# Given records:

***

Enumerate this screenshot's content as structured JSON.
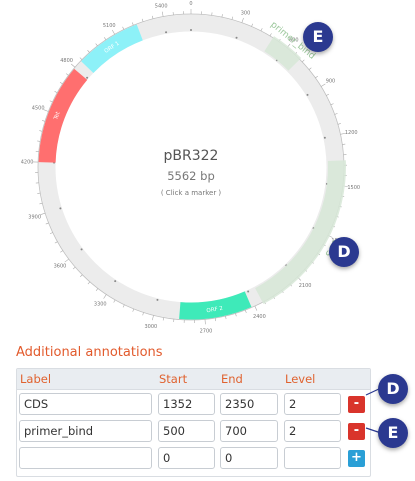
{
  "map": {
    "name": "pBR322",
    "size_label": "5562 bp",
    "hint": "( Click a marker )",
    "total_bp": 5562,
    "ticks": [
      "0",
      "300",
      "600",
      "900",
      "1200",
      "1500",
      "1800",
      "2100",
      "2400",
      "2700",
      "3000",
      "3300",
      "3600",
      "3900",
      "4200",
      "4500",
      "4800",
      "5100",
      "5400"
    ],
    "features": [
      {
        "label": "ORF 1",
        "start": 4850,
        "end": 5240,
        "color": "#8df1f8"
      },
      {
        "label": "Tet",
        "start": 4200,
        "end": 4790,
        "color": "#ff6f6f"
      },
      {
        "label": "ORF 2",
        "start": 2420,
        "end": 2850,
        "color": "#3eeab9"
      }
    ],
    "annotation_arcs": [
      {
        "label": "primer_bind",
        "start": 500,
        "end": 700,
        "color": "#d7e8d7"
      },
      {
        "label": "CDS",
        "start": 1352,
        "end": 2350,
        "color": "#d7e8d7"
      }
    ]
  },
  "annotations": {
    "title": "Additional annotations",
    "headers": {
      "label": "Label",
      "start": "Start",
      "end": "End",
      "level": "Level"
    },
    "rows": [
      {
        "label": "CDS",
        "start": "1352",
        "end": "2350",
        "level": "2"
      },
      {
        "label": "primer_bind",
        "start": "500",
        "end": "700",
        "level": "2"
      },
      {
        "label": "",
        "start": "0",
        "end": "0",
        "level": ""
      }
    ],
    "delete_label": "-",
    "add_label": "+"
  },
  "callouts": {
    "d": "D",
    "e": "E"
  }
}
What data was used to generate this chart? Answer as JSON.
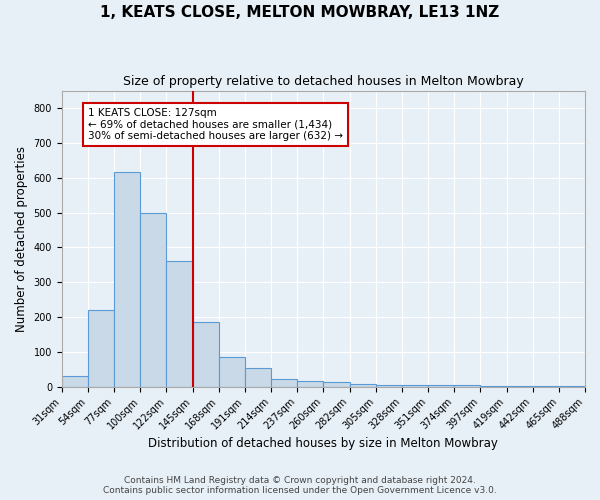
{
  "title": "1, KEATS CLOSE, MELTON MOWBRAY, LE13 1NZ",
  "subtitle": "Size of property relative to detached houses in Melton Mowbray",
  "xlabel": "Distribution of detached houses by size in Melton Mowbray",
  "ylabel": "Number of detached properties",
  "bar_values": [
    32,
    220,
    615,
    500,
    360,
    185,
    85,
    55,
    22,
    18,
    13,
    7,
    5,
    5,
    4,
    4,
    3,
    3,
    2,
    2
  ],
  "bar_labels": [
    "31sqm",
    "54sqm",
    "77sqm",
    "100sqm",
    "122sqm",
    "145sqm",
    "168sqm",
    "191sqm",
    "214sqm",
    "237sqm",
    "260sqm",
    "282sqm",
    "305sqm",
    "328sqm",
    "351sqm",
    "374sqm",
    "397sqm",
    "419sqm",
    "442sqm",
    "465sqm",
    "488sqm"
  ],
  "bar_color": "#c9d9e8",
  "bar_edge_color": "#5b9bd5",
  "vline_x": 4.5,
  "vline_color": "#cc0000",
  "annotation_text": "1 KEATS CLOSE: 127sqm\n← 69% of detached houses are smaller (1,434)\n30% of semi-detached houses are larger (632) →",
  "annotation_box_color": "#ffffff",
  "annotation_box_edge_color": "#cc0000",
  "ylim": [
    0,
    850
  ],
  "yticks": [
    0,
    100,
    200,
    300,
    400,
    500,
    600,
    700,
    800
  ],
  "footer_text": "Contains HM Land Registry data © Crown copyright and database right 2024.\nContains public sector information licensed under the Open Government Licence v3.0.",
  "background_color": "#e8f0f7",
  "plot_background_color": "#e8f0f7",
  "grid_color": "#ffffff",
  "title_fontsize": 11,
  "subtitle_fontsize": 9,
  "xlabel_fontsize": 8.5,
  "ylabel_fontsize": 8.5,
  "annotation_fontsize": 7.5,
  "tick_fontsize": 7,
  "footer_fontsize": 6.5
}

***

# Aim of the task:
Set every line down exactly as written, leaving each picture out.

# Task result:
Enumerate this screenshot's content as structured JSON.
{
  "map": {
    "name": "pBR322",
    "size_label": "5562 bp",
    "hint": "( Click a marker )",
    "total_bp": 5562,
    "ticks": [
      "0",
      "300",
      "600",
      "900",
      "1200",
      "1500",
      "1800",
      "2100",
      "2400",
      "2700",
      "3000",
      "3300",
      "3600",
      "3900",
      "4200",
      "4500",
      "4800",
      "5100",
      "5400"
    ],
    "features": [
      {
        "label": "ORF 1",
        "start": 4850,
        "end": 5240,
        "color": "#8df1f8"
      },
      {
        "label": "Tet",
        "start": 4200,
        "end": 4790,
        "color": "#ff6f6f"
      },
      {
        "label": "ORF 2",
        "start": 2420,
        "end": 2850,
        "color": "#3eeab9"
      }
    ],
    "annotation_arcs": [
      {
        "label": "primer_bind",
        "start": 500,
        "end": 700,
        "color": "#d7e8d7"
      },
      {
        "label": "CDS",
        "start": 1352,
        "end": 2350,
        "color": "#d7e8d7"
      }
    ]
  },
  "annotations": {
    "title": "Additional annotations",
    "headers": {
      "label": "Label",
      "start": "Start",
      "end": "End",
      "level": "Level"
    },
    "rows": [
      {
        "label": "CDS",
        "start": "1352",
        "end": "2350",
        "level": "2"
      },
      {
        "label": "primer_bind",
        "start": "500",
        "end": "700",
        "level": "2"
      },
      {
        "label": "",
        "start": "0",
        "end": "0",
        "level": ""
      }
    ],
    "delete_label": "-",
    "add_label": "+"
  },
  "callouts": {
    "d": "D",
    "e": "E"
  }
}
What data was used to generate this chart? Answer as JSON.
{
  "title": "1, KEATS CLOSE, MELTON MOWBRAY, LE13 1NZ",
  "subtitle": "Size of property relative to detached houses in Melton Mowbray",
  "xlabel": "Distribution of detached houses by size in Melton Mowbray",
  "ylabel": "Number of detached properties",
  "bar_values": [
    32,
    220,
    615,
    500,
    360,
    185,
    85,
    55,
    22,
    18,
    13,
    7,
    5,
    5,
    4,
    4,
    3,
    3,
    2,
    2
  ],
  "bar_labels": [
    "31sqm",
    "54sqm",
    "77sqm",
    "100sqm",
    "122sqm",
    "145sqm",
    "168sqm",
    "191sqm",
    "214sqm",
    "237sqm",
    "260sqm",
    "282sqm",
    "305sqm",
    "328sqm",
    "351sqm",
    "374sqm",
    "397sqm",
    "419sqm",
    "442sqm",
    "465sqm",
    "488sqm"
  ],
  "bar_color": "#c9d9e8",
  "bar_edge_color": "#5b9bd5",
  "vline_x": 4.5,
  "vline_color": "#cc0000",
  "annotation_text": "1 KEATS CLOSE: 127sqm\n← 69% of detached houses are smaller (1,434)\n30% of semi-detached houses are larger (632) →",
  "annotation_box_color": "#ffffff",
  "annotation_box_edge_color": "#cc0000",
  "ylim": [
    0,
    850
  ],
  "yticks": [
    0,
    100,
    200,
    300,
    400,
    500,
    600,
    700,
    800
  ],
  "footer_text": "Contains HM Land Registry data © Crown copyright and database right 2024.\nContains public sector information licensed under the Open Government Licence v3.0.",
  "background_color": "#e8f0f7",
  "plot_background_color": "#e8f0f7",
  "grid_color": "#ffffff",
  "title_fontsize": 11,
  "subtitle_fontsize": 9,
  "xlabel_fontsize": 8.5,
  "ylabel_fontsize": 8.5,
  "annotation_fontsize": 7.5,
  "tick_fontsize": 7,
  "footer_fontsize": 6.5
}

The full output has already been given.